EXERCISE AIM:
Reproduce the whole listing, character for character.

======== EXERCISE MATERIAL ========

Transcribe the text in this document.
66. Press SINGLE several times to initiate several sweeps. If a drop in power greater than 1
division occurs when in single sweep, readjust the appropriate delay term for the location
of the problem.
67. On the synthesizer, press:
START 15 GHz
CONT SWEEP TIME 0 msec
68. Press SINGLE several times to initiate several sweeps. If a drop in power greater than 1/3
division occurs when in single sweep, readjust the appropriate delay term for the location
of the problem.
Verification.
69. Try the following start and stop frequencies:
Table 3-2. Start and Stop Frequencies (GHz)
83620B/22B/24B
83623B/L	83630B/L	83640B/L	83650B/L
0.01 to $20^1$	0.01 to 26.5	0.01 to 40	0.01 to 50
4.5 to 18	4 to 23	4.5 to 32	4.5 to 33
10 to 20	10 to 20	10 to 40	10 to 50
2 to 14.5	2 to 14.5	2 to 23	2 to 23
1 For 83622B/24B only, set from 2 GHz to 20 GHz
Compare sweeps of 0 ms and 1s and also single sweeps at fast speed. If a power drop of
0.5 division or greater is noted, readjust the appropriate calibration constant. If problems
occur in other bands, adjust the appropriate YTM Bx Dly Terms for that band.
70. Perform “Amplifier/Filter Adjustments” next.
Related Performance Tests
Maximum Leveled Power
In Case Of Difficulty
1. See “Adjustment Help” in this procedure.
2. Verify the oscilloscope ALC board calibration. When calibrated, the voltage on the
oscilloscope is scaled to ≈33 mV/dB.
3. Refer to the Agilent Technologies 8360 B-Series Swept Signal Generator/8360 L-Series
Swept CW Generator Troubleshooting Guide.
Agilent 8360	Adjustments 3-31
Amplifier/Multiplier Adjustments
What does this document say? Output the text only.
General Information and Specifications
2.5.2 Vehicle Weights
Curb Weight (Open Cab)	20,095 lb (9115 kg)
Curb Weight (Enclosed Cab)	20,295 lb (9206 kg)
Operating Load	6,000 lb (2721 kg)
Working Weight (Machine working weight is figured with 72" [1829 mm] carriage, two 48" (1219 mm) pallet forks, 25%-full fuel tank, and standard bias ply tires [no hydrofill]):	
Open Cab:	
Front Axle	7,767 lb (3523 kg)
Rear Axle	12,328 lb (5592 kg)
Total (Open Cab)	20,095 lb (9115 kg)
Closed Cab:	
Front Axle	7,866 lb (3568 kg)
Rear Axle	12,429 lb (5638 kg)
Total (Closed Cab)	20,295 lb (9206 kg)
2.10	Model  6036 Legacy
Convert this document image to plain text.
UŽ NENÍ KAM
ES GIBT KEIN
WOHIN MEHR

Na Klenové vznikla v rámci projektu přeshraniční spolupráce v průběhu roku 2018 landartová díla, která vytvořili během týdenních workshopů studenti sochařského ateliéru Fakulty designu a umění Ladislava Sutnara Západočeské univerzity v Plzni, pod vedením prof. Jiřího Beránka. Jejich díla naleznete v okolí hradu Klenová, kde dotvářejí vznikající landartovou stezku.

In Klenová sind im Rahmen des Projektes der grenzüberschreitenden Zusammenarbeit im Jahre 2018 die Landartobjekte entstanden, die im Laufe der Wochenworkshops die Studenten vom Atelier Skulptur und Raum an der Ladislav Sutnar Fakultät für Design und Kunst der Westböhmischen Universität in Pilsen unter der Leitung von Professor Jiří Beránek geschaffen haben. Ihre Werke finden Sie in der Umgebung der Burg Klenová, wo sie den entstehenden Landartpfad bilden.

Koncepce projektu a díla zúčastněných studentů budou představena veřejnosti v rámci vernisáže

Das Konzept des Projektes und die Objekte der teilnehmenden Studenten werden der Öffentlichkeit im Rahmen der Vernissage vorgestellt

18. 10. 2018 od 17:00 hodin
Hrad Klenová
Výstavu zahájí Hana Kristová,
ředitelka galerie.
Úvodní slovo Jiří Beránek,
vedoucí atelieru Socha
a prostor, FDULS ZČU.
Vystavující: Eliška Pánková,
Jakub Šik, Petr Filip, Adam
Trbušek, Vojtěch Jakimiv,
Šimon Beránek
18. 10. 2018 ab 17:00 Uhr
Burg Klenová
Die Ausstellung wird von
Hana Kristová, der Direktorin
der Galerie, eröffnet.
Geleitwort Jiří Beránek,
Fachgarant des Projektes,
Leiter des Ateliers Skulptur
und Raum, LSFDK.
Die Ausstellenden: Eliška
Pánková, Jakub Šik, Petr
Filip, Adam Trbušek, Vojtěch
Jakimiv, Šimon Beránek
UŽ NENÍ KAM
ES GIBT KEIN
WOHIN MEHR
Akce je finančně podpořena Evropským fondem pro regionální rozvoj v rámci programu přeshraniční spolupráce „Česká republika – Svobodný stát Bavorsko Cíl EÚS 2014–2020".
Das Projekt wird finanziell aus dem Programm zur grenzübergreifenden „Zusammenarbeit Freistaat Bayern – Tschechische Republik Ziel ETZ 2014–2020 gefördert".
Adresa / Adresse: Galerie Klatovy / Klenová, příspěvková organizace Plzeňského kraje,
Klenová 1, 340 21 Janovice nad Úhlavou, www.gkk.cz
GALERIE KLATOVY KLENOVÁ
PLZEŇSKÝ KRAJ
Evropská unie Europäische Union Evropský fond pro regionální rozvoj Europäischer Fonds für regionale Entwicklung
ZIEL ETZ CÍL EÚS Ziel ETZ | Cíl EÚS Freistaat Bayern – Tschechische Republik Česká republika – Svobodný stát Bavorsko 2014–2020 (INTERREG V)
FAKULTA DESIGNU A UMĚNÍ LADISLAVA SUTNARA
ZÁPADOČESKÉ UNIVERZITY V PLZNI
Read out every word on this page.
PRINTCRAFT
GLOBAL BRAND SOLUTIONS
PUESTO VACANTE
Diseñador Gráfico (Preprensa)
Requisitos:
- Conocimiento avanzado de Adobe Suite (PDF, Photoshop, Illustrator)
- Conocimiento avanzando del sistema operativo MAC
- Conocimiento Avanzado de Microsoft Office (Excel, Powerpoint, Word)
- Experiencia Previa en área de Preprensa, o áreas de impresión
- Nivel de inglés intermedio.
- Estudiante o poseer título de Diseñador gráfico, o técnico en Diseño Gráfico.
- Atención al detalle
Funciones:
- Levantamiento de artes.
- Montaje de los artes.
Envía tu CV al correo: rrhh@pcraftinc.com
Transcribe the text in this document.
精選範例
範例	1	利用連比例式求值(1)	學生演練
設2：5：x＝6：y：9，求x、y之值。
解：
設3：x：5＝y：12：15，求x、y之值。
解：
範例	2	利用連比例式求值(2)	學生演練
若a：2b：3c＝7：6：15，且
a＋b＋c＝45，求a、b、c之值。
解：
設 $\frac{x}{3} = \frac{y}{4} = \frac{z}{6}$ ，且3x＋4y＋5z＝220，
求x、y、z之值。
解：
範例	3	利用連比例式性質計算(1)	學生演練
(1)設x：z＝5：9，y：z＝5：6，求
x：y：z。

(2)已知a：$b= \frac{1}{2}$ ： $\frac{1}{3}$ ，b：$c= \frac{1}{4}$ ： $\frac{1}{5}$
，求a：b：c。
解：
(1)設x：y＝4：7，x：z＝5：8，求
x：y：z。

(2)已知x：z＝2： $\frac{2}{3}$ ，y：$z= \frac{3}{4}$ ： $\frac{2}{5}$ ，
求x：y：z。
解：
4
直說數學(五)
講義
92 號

========

TASK SOLUTION:
Transcribe the text in this document.
66. Press SINGLE several times to initiate several sweeps. If a drop in power greater than 1
division occurs when in single sweep, readjust the appropriate delay term for the location
of the problem.
67. On the synthesizer, press:
START 15 GHz
CONT SWEEP TIME 0 msec
68. Press SINGLE several times to initiate several sweeps. If a drop in power greater than 1/3
division occurs when in single sweep, readjust the appropriate delay term for the location
of the problem.
Verification.
69. Try the following start and stop frequencies:
Table 3-2. Start and Stop Frequencies (GHz)
83620B/22B/24B
83623B/L	83630B/L	83640B/L	83650B/L
0.01 to $20^1$	0.01 to 26.5	0.01 to 40	0.01 to 50
4.5 to 18	4 to 23	4.5 to 32	4.5 to 33
10 to 20	10 to 20	10 to 40	10 to 50
2 to 14.5	2 to 14.5	2 to 23	2 to 23
1 For 83622B/24B only, set from 2 GHz to 20 GHz
Compare sweeps of 0 ms and 1s and also single sweeps at fast speed. If a power drop of
0.5 division or greater is noted, readjust the appropriate calibration constant. If problems
occur in other bands, adjust the appropriate YTM Bx Dly Terms for that band.
70. Perform “Amplifier/Filter Adjustments” next.
Related Performance Tests
Maximum Leveled Power
In Case Of Difficulty
1. See “Adjustment Help” in this procedure.
2. Verify the oscilloscope ALC board calibration. When calibrated, the voltage on the
oscilloscope is scaled to ≈33 mV/dB.
3. Refer to the Agilent Technologies 8360 B-Series Swept Signal Generator/8360 L-Series
Swept CW Generator Troubleshooting Guide.
Agilent 8360	Adjustments 3-31
Amplifier/Multiplier Adjustments
What does this document say? Output the text only.
General Information and Specifications
2.5.2 Vehicle Weights
Curb Weight (Open Cab)	20,095 lb (9115 kg)
Curb Weight (Enclosed Cab)	20,295 lb (9206 kg)
Operating Load	6,000 lb (2721 kg)
Working Weight (Machine working weight is figured with 72" [1829 mm] carriage, two 48" (1219 mm) pallet forks, 25%-full fuel tank, and standard bias ply tires [no hydrofill]):	
Open Cab:	
Front Axle	7,767 lb (3523 kg)
Rear Axle	12,328 lb (5592 kg)
Total (Open Cab)	20,095 lb (9115 kg)
Closed Cab:	
Front Axle	7,866 lb (3568 kg)
Rear Axle	12,429 lb (5638 kg)
Total (Closed Cab)	20,295 lb (9206 kg)
2.10	Model  6036 Legacy
Convert this document image to plain text.
UŽ NENÍ KAM
ES GIBT KEIN
WOHIN MEHR

Na Klenové vznikla v rámci projektu přeshraniční spolupráce v průběhu roku 2018 landartová díla, která vytvořili během týdenních workshopů studenti sochařského ateliéru Fakulty designu a umění Ladislava Sutnara Západočeské univerzity v Plzni, pod vedením prof. Jiřího Beránka. Jejich díla naleznete v okolí hradu Klenová, kde dotvářejí vznikající landartovou stezku.

In Klenová sind im Rahmen des Projektes der grenzüberschreitenden Zusammenarbeit im Jahre 2018 die Landartobjekte entstanden, die im Laufe der Wochenworkshops die Studenten vom Atelier Skulptur und Raum an der Ladislav Sutnar Fakultät für Design und Kunst der Westböhmischen Universität in Pilsen unter der Leitung von Professor Jiří Beránek geschaffen haben. Ihre Werke finden Sie in der Umgebung der Burg Klenová, wo sie den entstehenden Landartpfad bilden.

Koncepce projektu a díla zúčastněných studentů budou představena veřejnosti v rámci vernisáže

Das Konzept des Projektes und die Objekte der teilnehmenden Studenten werden der Öffentlichkeit im Rahmen der Vernissage vorgestellt

18. 10. 2018 od 17:00 hodin
Hrad Klenová
Výstavu zahájí Hana Kristová,
ředitelka galerie.
Úvodní slovo Jiří Beránek,
vedoucí atelieru Socha
a prostor, FDULS ZČU.
Vystavující: Eliška Pánková,
Jakub Šik, Petr Filip, Adam
Trbušek, Vojtěch Jakimiv,
Šimon Beránek
18. 10. 2018 ab 17:00 Uhr
Burg Klenová
Die Ausstellung wird von
Hana Kristová, der Direktorin
der Galerie, eröffnet.
Geleitwort Jiří Beránek,
Fachgarant des Projektes,
Leiter des Ateliers Skulptur
und Raum, LSFDK.
Die Ausstellenden: Eliška
Pánková, Jakub Šik, Petr
Filip, Adam Trbušek, Vojtěch
Jakimiv, Šimon Beránek
UŽ NENÍ KAM
ES GIBT KEIN
WOHIN MEHR
Akce je finančně podpořena Evropským fondem pro regionální rozvoj v rámci programu přeshraniční spolupráce „Česká republika – Svobodný stát Bavorsko Cíl EÚS 2014–2020".
Das Projekt wird finanziell aus dem Programm zur grenzübergreifenden „Zusammenarbeit Freistaat Bayern – Tschechische Republik Ziel ETZ 2014–2020 gefördert".
Adresa / Adresse: Galerie Klatovy / Klenová, příspěvková organizace Plzeňského kraje,
Klenová 1, 340 21 Janovice nad Úhlavou, www.gkk.cz
GALERIE KLATOVY KLENOVÁ
PLZEŇSKÝ KRAJ
Evropská unie Europäische Union Evropský fond pro regionální rozvoj Europäischer Fonds für regionale Entwicklung
ZIEL ETZ CÍL EÚS Ziel ETZ | Cíl EÚS Freistaat Bayern – Tschechische Republik Česká republika – Svobodný stát Bavorsko 2014–2020 (INTERREG V)
FAKULTA DESIGNU A UMĚNÍ LADISLAVA SUTNARA
ZÁPADOČESKÉ UNIVERZITY V PLZNI
Read out every word on this page.
PRINTCRAFT
GLOBAL BRAND SOLUTIONS
PUESTO VACANTE
Diseñador Gráfico (Preprensa)
Requisitos:
- Conocimiento avanzado de Adobe Suite (PDF, Photoshop, Illustrator)
- Conocimiento avanzando del sistema operativo MAC
- Conocimiento Avanzado de Microsoft Office (Excel, Powerpoint, Word)
- Experiencia Previa en área de Preprensa, o áreas de impresión
- Nivel de inglés intermedio.
- Estudiante o poseer título de Diseñador gráfico, o técnico en Diseño Gráfico.
- Atención al detalle
Funciones:
- Levantamiento de artes.
- Montaje de los artes.
Envía tu CV al correo: rrhh@pcraftinc.com
Transcribe the text in this document.
精選範例
範例	1	利用連比例式求值(1)	學生演練
設2：5：x＝6：y：9，求x、y之值。
解：
設3：x：5＝y：12：15，求x、y之值。
解：
範例	2	利用連比例式求值(2)	學生演練
若a：2b：3c＝7：6：15，且
a＋b＋c＝45，求a、b、c之值。
解：
設 $\frac{x}{3} = \frac{y}{4} = \frac{z}{6}$ ，且3x＋4y＋5z＝220，
求x、y、z之值。
解：
範例	3	利用連比例式性質計算(1)	學生演練
(1)設x：z＝5：9，y：z＝5：6，求
x：y：z。

(2)已知a：$b= \frac{1}{2}$ ： $\frac{1}{3}$ ，b：$c= \frac{1}{4}$ ： $\frac{1}{5}$
，求a：b：c。
解：
(1)設x：y＝4：7，x：z＝5：8，求
x：y：z。

(2)已知x：z＝2： $\frac{2}{3}$ ，y：$z= \frac{3}{4}$ ： $\frac{2}{5}$ ，
求x：y：z。
解：
4
直說數學(五)
講義
92 號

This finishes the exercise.